AIM OF THE TASK
Give all of the lines again exactly as they read.

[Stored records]

────────────────────

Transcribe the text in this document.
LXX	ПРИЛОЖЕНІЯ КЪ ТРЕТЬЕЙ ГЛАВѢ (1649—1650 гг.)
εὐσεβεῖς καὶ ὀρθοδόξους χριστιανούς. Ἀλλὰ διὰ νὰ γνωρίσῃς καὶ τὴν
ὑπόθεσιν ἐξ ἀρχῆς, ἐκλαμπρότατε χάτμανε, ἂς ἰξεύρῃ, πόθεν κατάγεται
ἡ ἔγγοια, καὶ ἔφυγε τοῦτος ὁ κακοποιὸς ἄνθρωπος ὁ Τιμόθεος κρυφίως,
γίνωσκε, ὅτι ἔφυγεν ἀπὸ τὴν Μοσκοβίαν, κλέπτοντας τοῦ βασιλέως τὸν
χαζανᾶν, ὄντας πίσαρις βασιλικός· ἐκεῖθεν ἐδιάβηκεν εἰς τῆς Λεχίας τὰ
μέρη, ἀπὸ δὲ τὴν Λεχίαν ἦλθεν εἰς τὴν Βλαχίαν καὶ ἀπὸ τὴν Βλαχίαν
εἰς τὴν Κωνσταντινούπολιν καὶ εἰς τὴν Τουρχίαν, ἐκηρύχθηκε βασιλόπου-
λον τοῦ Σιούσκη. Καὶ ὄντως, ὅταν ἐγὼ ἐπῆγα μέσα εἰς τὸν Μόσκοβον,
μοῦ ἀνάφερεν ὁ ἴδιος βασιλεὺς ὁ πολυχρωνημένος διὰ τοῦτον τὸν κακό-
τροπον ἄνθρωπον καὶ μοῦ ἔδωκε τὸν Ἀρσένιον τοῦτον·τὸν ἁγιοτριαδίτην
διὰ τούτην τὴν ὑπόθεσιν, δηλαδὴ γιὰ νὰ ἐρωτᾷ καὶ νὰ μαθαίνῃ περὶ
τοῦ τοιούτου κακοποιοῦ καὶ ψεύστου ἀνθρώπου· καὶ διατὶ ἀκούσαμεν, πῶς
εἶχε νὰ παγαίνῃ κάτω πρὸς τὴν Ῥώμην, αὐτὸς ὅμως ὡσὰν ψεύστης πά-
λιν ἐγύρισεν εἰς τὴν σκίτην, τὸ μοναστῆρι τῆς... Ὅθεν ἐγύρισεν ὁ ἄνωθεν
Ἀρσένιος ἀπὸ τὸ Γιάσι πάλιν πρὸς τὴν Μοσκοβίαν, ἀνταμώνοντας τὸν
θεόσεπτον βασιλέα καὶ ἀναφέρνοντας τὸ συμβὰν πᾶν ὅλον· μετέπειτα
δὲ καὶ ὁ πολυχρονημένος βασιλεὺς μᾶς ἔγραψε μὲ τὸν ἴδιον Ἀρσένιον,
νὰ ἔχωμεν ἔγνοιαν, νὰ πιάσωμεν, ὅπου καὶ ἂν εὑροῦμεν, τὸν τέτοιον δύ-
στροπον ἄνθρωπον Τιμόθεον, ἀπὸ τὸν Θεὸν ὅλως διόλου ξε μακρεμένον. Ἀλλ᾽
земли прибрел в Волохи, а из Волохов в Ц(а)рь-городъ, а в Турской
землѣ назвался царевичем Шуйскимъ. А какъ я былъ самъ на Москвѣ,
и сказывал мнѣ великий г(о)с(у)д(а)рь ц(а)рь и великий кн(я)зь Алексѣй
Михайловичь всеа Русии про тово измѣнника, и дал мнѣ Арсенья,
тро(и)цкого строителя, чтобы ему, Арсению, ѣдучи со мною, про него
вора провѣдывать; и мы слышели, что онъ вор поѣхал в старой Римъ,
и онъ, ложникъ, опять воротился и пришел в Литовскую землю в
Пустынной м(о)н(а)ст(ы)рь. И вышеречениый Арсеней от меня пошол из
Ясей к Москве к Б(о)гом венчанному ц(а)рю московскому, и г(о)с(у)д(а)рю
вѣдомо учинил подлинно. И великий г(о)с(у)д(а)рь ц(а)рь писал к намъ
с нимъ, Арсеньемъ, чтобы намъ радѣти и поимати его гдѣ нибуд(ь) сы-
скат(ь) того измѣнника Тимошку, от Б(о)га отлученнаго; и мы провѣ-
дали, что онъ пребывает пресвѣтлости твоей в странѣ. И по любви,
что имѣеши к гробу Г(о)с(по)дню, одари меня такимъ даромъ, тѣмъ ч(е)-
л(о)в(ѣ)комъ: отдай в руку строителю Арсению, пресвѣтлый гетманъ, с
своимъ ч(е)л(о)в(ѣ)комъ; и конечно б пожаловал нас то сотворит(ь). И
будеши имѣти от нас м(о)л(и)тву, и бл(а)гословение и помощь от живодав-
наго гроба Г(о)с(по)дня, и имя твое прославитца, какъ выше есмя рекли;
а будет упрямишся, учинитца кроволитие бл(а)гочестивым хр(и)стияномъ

────────────────────

ANSWER
Transcribe the text in this document.
LXX	ПРИЛОЖЕНІЯ КЪ ТРЕТЬЕЙ ГЛАВѢ (1649—1650 гг.)
εὐσεβεῖς καὶ ὀρθοδόξους χριστιανούς. Ἀλλὰ διὰ νὰ γνωρίσῃς καὶ τὴν
ὑπόθεσιν ἐξ ἀρχῆς, ἐκλαμπρότατε χάτμανε, ἂς ἰξεύρῃ, πόθεν κατάγεται
ἡ ἔγγοια, καὶ ἔφυγε τοῦτος ὁ κακοποιὸς ἄνθρωπος ὁ Τιμόθεος κρυφίως,
γίνωσκε, ὅτι ἔφυγεν ἀπὸ τὴν Μοσκοβίαν, κλέπτοντας τοῦ βασιλέως τὸν
χαζανᾶν, ὄντας πίσαρις βασιλικός· ἐκεῖθεν ἐδιάβηκεν εἰς τῆς Λεχίας τὰ
μέρη, ἀπὸ δὲ τὴν Λεχίαν ἦλθεν εἰς τὴν Βλαχίαν καὶ ἀπὸ τὴν Βλαχίαν
εἰς τὴν Κωνσταντινούπολιν καὶ εἰς τὴν Τουρχίαν, ἐκηρύχθηκε βασιλόπου-
λον τοῦ Σιούσκη. Καὶ ὄντως, ὅταν ἐγὼ ἐπῆγα μέσα εἰς τὸν Μόσκοβον,
μοῦ ἀνάφερεν ὁ ἴδιος βασιλεὺς ὁ πολυχρωνημένος διὰ τοῦτον τὸν κακό-
τροπον ἄνθρωπον καὶ μοῦ ἔδωκε τὸν Ἀρσένιον τοῦτον·τὸν ἁγιοτριαδίτην
διὰ τούτην τὴν ὑπόθεσιν, δηλαδὴ γιὰ νὰ ἐρωτᾷ καὶ νὰ μαθαίνῃ περὶ
τοῦ τοιούτου κακοποιοῦ καὶ ψεύστου ἀνθρώπου· καὶ διατὶ ἀκούσαμεν, πῶς
εἶχε νὰ παγαίνῃ κάτω πρὸς τὴν Ῥώμην, αὐτὸς ὅμως ὡσὰν ψεύστης πά-
λιν ἐγύρισεν εἰς τὴν σκίτην, τὸ μοναστῆρι τῆς... Ὅθεν ἐγύρισεν ὁ ἄνωθεν
Ἀρσένιος ἀπὸ τὸ Γιάσι πάλιν πρὸς τὴν Μοσκοβίαν, ἀνταμώνοντας τὸν
θεόσεπτον βασιλέα καὶ ἀναφέρνοντας τὸ συμβὰν πᾶν ὅλον· μετέπειτα
δὲ καὶ ὁ πολυχρονημένος βασιλεὺς μᾶς ἔγραψε μὲ τὸν ἴδιον Ἀρσένιον,
νὰ ἔχωμεν ἔγνοιαν, νὰ πιάσωμεν, ὅπου καὶ ἂν εὑροῦμεν, τὸν τέτοιον δύ-
στροπον ἄνθρωπον Τιμόθεον, ἀπὸ τὸν Θεὸν ὅλως διόλου ξε μακρεμένον. Ἀλλ᾽
земли прибрел в Волохи, а из Волохов в Ц(а)рь-городъ, а в Турской
землѣ назвался царевичем Шуйскимъ. А какъ я былъ самъ на Москвѣ,
и сказывал мнѣ великий г(о)с(у)д(а)рь ц(а)рь и великий кн(я)зь Алексѣй
Михайловичь всеа Русии про тово измѣнника, и дал мнѣ Арсенья,
тро(и)цкого строителя, чтобы ему, Арсению, ѣдучи со мною, про него
вора провѣдывать; и мы слышели, что онъ вор поѣхал в старой Римъ,
и онъ, ложникъ, опять воротился и пришел в Литовскую землю в
Пустынной м(о)н(а)ст(ы)рь. И вышеречениый Арсеней от меня пошол из
Ясей к Москве к Б(о)гом венчанному ц(а)рю московскому, и г(о)с(у)д(а)рю
вѣдомо учинил подлинно. И великий г(о)с(у)д(а)рь ц(а)рь писал к намъ
с нимъ, Арсеньемъ, чтобы намъ радѣти и поимати его гдѣ нибуд(ь) сы-
скат(ь) того измѣнника Тимошку, от Б(о)га отлученнаго; и мы провѣ-
дали, что онъ пребывает пресвѣтлости твоей в странѣ. И по любви,
что имѣеши к гробу Г(о)с(по)дню, одари меня такимъ даромъ, тѣмъ ч(е)-
л(о)в(ѣ)комъ: отдай в руку строителю Арсению, пресвѣтлый гетманъ, с
своимъ ч(е)л(о)в(ѣ)комъ; и конечно б пожаловал нас то сотворит(ь). И
будеши имѣти от нас м(о)л(и)тву, и бл(а)гословение и помощь от живодав-
наго гроба Г(о)с(по)дня, и имя твое прославитца, какъ выше есмя рекли;
а будет упрямишся, учинитца кроволитие бл(а)гочестивым хр(и)стияномъ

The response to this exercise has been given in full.